Work required: Print each line exactly as it is given.

◆ ◆ ◆ ◆ ◆

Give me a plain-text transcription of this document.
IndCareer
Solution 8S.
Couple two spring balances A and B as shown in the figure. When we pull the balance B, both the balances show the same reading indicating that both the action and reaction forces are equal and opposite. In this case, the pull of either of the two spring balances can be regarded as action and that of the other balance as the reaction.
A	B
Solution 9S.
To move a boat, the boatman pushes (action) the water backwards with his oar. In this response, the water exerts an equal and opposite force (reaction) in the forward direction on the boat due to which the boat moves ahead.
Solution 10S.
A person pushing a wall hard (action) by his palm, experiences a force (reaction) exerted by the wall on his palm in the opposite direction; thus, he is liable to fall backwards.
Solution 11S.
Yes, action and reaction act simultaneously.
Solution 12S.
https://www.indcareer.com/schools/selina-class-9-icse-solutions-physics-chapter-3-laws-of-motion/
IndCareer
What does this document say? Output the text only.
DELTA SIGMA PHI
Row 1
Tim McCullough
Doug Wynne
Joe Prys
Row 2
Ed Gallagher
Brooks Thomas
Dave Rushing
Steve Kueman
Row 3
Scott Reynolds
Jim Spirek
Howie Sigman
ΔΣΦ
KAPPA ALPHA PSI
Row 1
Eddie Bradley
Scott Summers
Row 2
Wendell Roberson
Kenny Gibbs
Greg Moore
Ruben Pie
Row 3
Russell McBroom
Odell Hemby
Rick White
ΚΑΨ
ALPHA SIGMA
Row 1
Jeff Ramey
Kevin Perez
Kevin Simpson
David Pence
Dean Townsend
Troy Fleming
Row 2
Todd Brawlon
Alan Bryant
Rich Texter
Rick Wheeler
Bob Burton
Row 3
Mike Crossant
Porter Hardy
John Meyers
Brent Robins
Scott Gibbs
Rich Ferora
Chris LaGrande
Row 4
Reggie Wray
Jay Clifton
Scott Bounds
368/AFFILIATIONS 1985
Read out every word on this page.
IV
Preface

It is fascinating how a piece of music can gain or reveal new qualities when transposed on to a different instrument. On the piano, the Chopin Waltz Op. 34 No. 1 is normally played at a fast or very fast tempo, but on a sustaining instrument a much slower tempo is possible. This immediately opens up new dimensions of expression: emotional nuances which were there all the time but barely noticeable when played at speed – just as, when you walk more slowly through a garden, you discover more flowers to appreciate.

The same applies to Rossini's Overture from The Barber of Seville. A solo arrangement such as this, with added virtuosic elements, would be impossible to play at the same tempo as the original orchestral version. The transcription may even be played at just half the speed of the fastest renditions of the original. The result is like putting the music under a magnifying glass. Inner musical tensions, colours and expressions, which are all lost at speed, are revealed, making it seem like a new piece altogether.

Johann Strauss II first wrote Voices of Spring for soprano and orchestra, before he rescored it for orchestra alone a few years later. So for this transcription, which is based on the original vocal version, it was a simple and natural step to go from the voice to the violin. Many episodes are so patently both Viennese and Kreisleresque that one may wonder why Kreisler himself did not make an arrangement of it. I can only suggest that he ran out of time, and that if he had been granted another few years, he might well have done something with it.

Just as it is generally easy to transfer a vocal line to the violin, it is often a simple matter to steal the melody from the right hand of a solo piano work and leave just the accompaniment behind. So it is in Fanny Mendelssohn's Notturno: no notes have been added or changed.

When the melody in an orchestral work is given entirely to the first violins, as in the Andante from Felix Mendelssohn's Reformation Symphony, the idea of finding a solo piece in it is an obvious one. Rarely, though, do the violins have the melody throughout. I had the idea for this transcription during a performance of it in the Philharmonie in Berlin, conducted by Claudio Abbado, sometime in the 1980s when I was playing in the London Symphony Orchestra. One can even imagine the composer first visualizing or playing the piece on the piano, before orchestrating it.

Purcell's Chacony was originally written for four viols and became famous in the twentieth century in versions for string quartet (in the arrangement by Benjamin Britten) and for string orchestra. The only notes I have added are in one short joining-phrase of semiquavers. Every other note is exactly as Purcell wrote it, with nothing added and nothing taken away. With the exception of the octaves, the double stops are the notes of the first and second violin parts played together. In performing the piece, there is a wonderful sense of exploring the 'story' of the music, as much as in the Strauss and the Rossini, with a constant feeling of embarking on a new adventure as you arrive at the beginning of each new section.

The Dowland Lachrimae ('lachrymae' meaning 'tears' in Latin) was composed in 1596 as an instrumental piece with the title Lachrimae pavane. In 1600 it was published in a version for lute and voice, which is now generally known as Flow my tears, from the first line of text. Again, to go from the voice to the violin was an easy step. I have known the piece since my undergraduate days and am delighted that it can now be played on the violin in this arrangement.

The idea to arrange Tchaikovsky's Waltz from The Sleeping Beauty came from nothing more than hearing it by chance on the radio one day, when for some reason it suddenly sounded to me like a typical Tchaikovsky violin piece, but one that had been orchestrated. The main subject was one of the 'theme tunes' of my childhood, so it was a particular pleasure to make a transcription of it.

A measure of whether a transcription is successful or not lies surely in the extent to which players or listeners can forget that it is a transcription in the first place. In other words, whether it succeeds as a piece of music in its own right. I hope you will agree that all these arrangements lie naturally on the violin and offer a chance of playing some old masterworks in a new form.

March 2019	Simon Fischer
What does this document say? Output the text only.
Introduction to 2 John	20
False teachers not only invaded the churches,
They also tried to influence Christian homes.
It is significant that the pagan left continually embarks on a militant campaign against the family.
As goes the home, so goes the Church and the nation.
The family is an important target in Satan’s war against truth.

◆ ◆ ◆ ◆ ◆

Expected output:
Give me a plain-text transcription of this document.
IndCareer
Solution 8S.
Couple two spring balances A and B as shown in the figure. When we pull the balance B, both the balances show the same reading indicating that both the action and reaction forces are equal and opposite. In this case, the pull of either of the two spring balances can be regarded as action and that of the other balance as the reaction.
A	B
Solution 9S.
To move a boat, the boatman pushes (action) the water backwards with his oar. In this response, the water exerts an equal and opposite force (reaction) in the forward direction on the boat due to which the boat moves ahead.
Solution 10S.
A person pushing a wall hard (action) by his palm, experiences a force (reaction) exerted by the wall on his palm in the opposite direction; thus, he is liable to fall backwards.
Solution 11S.
Yes, action and reaction act simultaneously.
Solution 12S.
https://www.indcareer.com/schools/selina-class-9-icse-solutions-physics-chapter-3-laws-of-motion/
IndCareer
What does this document say? Output the text only.
DELTA SIGMA PHI
Row 1
Tim McCullough
Doug Wynne
Joe Prys
Row 2
Ed Gallagher
Brooks Thomas
Dave Rushing
Steve Kueman
Row 3
Scott Reynolds
Jim Spirek
Howie Sigman
ΔΣΦ
KAPPA ALPHA PSI
Row 1
Eddie Bradley
Scott Summers
Row 2
Wendell Roberson
Kenny Gibbs
Greg Moore
Ruben Pie
Row 3
Russell McBroom
Odell Hemby
Rick White
ΚΑΨ
ALPHA SIGMA
Row 1
Jeff Ramey
Kevin Perez
Kevin Simpson
David Pence
Dean Townsend
Troy Fleming
Row 2
Todd Brawlon
Alan Bryant
Rich Texter
Rick Wheeler
Bob Burton
Row 3
Mike Crossant
Porter Hardy
John Meyers
Brent Robins
Scott Gibbs
Rich Ferora
Chris LaGrande
Row 4
Reggie Wray
Jay Clifton
Scott Bounds
368/AFFILIATIONS 1985
Read out every word on this page.
IV
Preface

It is fascinating how a piece of music can gain or reveal new qualities when transposed on to a different instrument. On the piano, the Chopin Waltz Op. 34 No. 1 is normally played at a fast or very fast tempo, but on a sustaining instrument a much slower tempo is possible. This immediately opens up new dimensions of expression: emotional nuances which were there all the time but barely noticeable when played at speed – just as, when you walk more slowly through a garden, you discover more flowers to appreciate.

The same applies to Rossini's Overture from The Barber of Seville. A solo arrangement such as this, with added virtuosic elements, would be impossible to play at the same tempo as the original orchestral version. The transcription may even be played at just half the speed of the fastest renditions of the original. The result is like putting the music under a magnifying glass. Inner musical tensions, colours and expressions, which are all lost at speed, are revealed, making it seem like a new piece altogether.

Johann Strauss II first wrote Voices of Spring for soprano and orchestra, before he rescored it for orchestra alone a few years later. So for this transcription, which is based on the original vocal version, it was a simple and natural step to go from the voice to the violin. Many episodes are so patently both Viennese and Kreisleresque that one may wonder why Kreisler himself did not make an arrangement of it. I can only suggest that he ran out of time, and that if he had been granted another few years, he might well have done something with it.

Just as it is generally easy to transfer a vocal line to the violin, it is often a simple matter to steal the melody from the right hand of a solo piano work and leave just the accompaniment behind. So it is in Fanny Mendelssohn's Notturno: no notes have been added or changed.

When the melody in an orchestral work is given entirely to the first violins, as in the Andante from Felix Mendelssohn's Reformation Symphony, the idea of finding a solo piece in it is an obvious one. Rarely, though, do the violins have the melody throughout. I had the idea for this transcription during a performance of it in the Philharmonie in Berlin, conducted by Claudio Abbado, sometime in the 1980s when I was playing in the London Symphony Orchestra. One can even imagine the composer first visualizing or playing the piece on the piano, before orchestrating it.

Purcell's Chacony was originally written for four viols and became famous in the twentieth century in versions for string quartet (in the arrangement by Benjamin Britten) and for string orchestra. The only notes I have added are in one short joining-phrase of semiquavers. Every other note is exactly as Purcell wrote it, with nothing added and nothing taken away. With the exception of the octaves, the double stops are the notes of the first and second violin parts played together. In performing the piece, there is a wonderful sense of exploring the 'story' of the music, as much as in the Strauss and the Rossini, with a constant feeling of embarking on a new adventure as you arrive at the beginning of each new section.

The Dowland Lachrimae ('lachrymae' meaning 'tears' in Latin) was composed in 1596 as an instrumental piece with the title Lachrimae pavane. In 1600 it was published in a version for lute and voice, which is now generally known as Flow my tears, from the first line of text. Again, to go from the voice to the violin was an easy step. I have known the piece since my undergraduate days and am delighted that it can now be played on the violin in this arrangement.

The idea to arrange Tchaikovsky's Waltz from The Sleeping Beauty came from nothing more than hearing it by chance on the radio one day, when for some reason it suddenly sounded to me like a typical Tchaikovsky violin piece, but one that had been orchestrated. The main subject was one of the 'theme tunes' of my childhood, so it was a particular pleasure to make a transcription of it.

A measure of whether a transcription is successful or not lies surely in the extent to which players or listeners can forget that it is a transcription in the first place. In other words, whether it succeeds as a piece of music in its own right. I hope you will agree that all these arrangements lie naturally on the violin and offer a chance of playing some old masterworks in a new form.

March 2019	Simon Fischer
What does this document say? Output the text only.
Introduction to 2 John	20
False teachers not only invaded the churches,
They also tried to influence Christian homes.
It is significant that the pagan left continually embarks on a militant campaign against the family.
As goes the home, so goes the Church and the nation.
The family is an important target in Satan’s war against truth.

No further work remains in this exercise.